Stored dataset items
▶
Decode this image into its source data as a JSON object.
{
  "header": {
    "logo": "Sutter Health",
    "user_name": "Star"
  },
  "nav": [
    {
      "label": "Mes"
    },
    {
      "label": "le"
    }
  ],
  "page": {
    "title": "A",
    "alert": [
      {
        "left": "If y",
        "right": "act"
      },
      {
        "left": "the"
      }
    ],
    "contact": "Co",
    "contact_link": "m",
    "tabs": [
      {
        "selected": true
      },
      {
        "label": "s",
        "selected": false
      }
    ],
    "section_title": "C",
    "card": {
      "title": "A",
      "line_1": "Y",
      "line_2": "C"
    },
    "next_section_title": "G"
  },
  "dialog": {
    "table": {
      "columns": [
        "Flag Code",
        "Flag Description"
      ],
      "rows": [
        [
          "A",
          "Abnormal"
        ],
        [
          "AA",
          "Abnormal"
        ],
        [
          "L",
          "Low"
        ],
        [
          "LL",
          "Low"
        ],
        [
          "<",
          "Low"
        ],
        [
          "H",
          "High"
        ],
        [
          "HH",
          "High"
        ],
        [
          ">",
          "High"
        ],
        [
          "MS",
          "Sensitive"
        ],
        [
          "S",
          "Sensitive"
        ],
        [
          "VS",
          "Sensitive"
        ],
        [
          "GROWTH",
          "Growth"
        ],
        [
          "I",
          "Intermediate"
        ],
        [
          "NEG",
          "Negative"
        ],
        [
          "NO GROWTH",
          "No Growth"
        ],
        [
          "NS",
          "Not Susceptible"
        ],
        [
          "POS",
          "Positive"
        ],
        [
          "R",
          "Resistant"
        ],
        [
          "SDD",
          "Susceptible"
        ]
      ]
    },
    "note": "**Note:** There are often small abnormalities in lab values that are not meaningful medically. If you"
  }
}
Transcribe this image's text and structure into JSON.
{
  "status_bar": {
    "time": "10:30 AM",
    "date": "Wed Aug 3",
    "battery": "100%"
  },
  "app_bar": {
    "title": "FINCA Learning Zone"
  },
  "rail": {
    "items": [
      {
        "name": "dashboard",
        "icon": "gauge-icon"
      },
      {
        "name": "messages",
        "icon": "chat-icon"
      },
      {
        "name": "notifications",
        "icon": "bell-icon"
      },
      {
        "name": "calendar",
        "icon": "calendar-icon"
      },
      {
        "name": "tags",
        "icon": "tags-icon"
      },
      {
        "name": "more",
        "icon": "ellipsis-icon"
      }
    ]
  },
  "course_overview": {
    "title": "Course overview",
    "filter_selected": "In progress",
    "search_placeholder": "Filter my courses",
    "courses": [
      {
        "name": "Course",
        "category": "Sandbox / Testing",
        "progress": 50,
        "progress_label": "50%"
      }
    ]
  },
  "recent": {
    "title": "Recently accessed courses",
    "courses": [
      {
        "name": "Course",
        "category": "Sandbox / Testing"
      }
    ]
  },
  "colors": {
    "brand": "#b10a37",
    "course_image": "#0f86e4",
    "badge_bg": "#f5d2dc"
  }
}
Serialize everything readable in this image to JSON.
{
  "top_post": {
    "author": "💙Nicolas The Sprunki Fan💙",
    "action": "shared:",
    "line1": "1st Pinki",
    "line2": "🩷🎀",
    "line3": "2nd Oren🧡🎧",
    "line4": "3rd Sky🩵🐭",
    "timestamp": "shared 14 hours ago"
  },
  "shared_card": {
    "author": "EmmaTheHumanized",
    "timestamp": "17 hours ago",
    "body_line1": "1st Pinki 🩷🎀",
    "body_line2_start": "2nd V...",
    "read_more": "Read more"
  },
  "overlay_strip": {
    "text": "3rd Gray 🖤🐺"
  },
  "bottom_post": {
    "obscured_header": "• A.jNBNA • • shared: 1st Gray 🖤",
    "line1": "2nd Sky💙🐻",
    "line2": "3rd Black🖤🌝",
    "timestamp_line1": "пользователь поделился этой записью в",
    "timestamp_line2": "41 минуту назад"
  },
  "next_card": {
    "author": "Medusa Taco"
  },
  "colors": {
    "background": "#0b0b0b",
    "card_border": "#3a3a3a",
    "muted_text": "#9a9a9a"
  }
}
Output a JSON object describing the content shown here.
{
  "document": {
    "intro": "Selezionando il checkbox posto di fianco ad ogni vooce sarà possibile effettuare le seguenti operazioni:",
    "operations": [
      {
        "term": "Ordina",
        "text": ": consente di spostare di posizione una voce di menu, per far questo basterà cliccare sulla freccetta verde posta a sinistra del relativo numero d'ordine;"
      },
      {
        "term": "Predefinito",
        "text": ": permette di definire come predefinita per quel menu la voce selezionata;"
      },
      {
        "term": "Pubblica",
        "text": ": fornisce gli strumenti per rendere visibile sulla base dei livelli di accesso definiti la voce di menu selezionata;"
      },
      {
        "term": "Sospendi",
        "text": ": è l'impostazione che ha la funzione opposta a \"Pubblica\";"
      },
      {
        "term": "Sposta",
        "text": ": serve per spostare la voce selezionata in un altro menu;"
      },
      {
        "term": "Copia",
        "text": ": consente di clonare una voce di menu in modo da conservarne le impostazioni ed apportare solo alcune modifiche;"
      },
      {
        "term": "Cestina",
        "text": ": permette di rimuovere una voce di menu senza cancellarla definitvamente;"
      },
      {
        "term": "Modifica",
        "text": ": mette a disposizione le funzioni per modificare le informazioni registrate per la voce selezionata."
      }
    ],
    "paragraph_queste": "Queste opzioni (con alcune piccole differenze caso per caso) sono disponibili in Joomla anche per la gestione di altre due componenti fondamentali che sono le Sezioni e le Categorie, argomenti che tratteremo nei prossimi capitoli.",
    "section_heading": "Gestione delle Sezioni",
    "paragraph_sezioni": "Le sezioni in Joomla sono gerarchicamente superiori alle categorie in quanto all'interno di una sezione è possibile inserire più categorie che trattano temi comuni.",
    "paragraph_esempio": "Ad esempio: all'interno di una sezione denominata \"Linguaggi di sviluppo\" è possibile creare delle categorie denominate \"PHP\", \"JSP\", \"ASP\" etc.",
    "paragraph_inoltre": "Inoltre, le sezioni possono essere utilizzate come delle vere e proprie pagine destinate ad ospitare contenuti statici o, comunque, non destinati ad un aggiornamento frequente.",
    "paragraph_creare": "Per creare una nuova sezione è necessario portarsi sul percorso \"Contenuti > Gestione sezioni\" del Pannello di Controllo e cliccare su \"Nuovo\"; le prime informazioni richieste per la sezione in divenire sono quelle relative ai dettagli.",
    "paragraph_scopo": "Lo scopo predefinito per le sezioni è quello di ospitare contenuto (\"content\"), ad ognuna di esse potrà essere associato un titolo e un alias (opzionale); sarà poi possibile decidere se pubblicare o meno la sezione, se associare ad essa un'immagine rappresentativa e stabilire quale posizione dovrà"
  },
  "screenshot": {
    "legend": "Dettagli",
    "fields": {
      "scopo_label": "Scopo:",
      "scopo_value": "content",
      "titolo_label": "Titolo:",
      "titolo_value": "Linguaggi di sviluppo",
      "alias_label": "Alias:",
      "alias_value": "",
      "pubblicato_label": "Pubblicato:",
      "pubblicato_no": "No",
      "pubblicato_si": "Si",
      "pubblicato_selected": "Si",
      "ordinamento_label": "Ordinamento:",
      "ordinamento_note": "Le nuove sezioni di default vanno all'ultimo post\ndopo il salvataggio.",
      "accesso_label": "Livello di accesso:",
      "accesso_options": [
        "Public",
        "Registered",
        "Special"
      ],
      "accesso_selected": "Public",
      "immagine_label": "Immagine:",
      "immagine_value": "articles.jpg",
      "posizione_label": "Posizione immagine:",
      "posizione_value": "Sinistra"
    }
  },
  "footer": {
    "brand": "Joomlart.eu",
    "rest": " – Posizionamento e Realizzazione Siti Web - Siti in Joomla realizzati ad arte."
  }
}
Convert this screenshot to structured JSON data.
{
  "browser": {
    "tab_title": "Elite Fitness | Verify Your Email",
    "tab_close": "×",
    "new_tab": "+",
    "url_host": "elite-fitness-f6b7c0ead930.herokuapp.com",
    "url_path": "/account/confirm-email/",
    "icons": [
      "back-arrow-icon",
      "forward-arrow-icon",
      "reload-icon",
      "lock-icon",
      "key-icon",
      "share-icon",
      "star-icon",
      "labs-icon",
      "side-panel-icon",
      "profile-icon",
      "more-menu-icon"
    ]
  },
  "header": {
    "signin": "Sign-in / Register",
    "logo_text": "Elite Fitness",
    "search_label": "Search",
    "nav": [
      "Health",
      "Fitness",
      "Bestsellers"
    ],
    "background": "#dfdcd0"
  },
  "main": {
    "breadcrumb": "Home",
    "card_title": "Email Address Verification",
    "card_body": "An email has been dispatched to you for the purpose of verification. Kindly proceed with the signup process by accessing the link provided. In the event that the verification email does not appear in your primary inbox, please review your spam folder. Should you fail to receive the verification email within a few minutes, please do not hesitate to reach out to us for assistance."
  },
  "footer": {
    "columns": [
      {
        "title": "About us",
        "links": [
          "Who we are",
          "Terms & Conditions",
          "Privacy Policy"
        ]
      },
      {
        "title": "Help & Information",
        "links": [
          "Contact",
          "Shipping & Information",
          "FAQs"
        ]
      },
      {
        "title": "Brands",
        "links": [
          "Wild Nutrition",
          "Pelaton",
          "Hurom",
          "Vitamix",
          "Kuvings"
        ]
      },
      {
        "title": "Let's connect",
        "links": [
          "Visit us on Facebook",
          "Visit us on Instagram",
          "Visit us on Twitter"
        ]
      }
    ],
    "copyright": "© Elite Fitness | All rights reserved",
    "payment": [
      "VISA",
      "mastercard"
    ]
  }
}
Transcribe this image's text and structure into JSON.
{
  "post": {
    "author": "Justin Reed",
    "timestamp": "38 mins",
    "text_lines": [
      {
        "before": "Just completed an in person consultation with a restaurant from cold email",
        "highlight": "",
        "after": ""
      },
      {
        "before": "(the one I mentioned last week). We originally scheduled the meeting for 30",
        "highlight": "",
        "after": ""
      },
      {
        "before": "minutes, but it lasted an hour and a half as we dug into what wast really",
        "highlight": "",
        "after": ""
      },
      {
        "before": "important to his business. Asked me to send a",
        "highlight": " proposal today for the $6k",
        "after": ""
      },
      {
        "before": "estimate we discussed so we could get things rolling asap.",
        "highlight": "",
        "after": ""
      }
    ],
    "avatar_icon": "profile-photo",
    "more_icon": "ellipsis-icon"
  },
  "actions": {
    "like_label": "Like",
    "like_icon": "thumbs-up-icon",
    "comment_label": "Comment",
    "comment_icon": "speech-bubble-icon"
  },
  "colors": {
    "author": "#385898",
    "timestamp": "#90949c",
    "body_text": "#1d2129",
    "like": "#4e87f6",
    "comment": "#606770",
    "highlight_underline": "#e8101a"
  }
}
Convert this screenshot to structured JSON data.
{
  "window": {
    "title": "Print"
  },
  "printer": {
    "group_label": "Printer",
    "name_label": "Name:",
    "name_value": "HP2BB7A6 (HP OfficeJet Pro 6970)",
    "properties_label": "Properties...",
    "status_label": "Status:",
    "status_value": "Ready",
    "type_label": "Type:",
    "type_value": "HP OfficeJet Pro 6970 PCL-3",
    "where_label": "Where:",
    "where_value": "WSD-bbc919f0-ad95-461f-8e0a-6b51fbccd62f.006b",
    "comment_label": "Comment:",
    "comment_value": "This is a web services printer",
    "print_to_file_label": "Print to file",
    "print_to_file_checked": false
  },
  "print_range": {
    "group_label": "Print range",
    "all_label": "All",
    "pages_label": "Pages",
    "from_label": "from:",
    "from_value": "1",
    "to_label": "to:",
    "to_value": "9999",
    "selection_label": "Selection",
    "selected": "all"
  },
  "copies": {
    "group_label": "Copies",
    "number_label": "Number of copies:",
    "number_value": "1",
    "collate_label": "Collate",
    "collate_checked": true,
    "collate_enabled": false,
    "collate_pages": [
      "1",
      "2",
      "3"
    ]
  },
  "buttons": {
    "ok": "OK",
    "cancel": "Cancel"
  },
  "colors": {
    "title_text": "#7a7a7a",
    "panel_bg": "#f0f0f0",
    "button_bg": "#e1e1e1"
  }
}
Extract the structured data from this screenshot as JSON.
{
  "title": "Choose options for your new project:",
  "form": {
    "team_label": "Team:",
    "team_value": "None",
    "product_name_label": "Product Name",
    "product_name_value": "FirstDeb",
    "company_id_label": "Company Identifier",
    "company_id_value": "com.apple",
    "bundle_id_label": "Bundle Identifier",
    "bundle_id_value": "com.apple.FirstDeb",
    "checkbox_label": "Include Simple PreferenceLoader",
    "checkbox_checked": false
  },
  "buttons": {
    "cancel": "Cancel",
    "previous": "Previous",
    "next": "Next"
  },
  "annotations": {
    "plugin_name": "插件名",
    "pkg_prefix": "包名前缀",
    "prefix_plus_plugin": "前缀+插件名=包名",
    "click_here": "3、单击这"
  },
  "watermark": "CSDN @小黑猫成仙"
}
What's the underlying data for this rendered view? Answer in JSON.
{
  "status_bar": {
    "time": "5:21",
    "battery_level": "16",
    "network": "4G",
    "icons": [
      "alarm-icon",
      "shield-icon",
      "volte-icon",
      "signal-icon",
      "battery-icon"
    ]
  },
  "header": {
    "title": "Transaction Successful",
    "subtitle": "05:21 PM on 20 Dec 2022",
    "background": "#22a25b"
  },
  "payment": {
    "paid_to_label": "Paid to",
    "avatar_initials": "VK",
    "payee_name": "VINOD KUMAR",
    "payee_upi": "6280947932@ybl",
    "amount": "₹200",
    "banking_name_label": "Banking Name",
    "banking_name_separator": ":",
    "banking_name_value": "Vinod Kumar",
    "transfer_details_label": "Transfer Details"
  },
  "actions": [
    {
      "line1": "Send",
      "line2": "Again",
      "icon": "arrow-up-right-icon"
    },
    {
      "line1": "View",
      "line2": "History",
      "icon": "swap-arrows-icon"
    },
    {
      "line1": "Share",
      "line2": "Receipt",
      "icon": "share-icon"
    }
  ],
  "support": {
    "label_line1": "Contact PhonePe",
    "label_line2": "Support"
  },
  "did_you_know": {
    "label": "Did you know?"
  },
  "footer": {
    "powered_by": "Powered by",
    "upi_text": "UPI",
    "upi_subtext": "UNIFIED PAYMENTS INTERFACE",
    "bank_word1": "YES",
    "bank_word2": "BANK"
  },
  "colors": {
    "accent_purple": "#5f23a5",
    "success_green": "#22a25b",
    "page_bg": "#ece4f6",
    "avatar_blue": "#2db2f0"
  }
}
◀
TASK TO CARRY OUT -> Search the entries for the word "spostare", then list each line that holds it.

RESULT OF THIS TASK ->
        "text": ": consente di spostare di posizione una voce di menu, per far questo basterà cliccare sulla freccetta verde posta a sinistra del relativo numero d'ordine;"
        "text": ": serve per spostare la voce selezionata in un altro menu;"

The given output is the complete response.